**JOB**
Your task is to count the lines of the entries below that include the word "page" and to give only the resulting number.

..............................

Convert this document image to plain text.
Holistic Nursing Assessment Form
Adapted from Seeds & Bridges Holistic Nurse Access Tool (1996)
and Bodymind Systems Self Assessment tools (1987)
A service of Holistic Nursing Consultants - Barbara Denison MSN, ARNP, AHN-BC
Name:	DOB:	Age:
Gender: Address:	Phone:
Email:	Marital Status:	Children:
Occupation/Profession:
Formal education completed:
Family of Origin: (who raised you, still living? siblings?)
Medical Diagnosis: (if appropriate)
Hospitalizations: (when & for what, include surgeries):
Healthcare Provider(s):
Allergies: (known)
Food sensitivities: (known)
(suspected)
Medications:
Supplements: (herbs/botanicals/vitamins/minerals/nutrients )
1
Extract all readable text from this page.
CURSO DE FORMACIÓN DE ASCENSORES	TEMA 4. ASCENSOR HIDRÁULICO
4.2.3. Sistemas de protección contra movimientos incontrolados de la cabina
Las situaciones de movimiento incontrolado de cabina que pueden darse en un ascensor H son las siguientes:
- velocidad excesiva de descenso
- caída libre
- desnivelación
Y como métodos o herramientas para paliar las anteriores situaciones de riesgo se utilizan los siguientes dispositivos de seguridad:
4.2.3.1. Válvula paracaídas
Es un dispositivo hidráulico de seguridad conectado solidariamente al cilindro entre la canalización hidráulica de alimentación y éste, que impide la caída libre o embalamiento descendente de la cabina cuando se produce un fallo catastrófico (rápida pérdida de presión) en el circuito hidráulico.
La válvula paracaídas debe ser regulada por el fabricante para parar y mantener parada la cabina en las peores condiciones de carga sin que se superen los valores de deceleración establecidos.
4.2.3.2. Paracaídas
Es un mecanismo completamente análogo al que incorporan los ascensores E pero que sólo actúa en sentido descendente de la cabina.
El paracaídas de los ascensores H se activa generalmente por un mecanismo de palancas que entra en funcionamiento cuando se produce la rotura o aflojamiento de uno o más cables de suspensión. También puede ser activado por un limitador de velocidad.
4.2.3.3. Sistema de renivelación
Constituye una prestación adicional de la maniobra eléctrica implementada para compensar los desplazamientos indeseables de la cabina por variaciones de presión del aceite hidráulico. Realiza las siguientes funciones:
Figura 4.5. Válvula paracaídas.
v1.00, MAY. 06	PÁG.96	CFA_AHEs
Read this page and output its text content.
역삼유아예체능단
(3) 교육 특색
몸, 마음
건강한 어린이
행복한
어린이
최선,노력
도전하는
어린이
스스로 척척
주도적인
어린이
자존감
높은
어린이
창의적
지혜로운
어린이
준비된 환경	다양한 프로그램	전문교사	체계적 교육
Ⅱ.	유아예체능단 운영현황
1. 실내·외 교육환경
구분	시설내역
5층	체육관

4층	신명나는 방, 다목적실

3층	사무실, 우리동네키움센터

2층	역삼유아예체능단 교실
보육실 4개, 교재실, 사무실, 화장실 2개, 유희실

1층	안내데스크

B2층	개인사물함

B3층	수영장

..............................

**EXPECTED OUTPUT**
2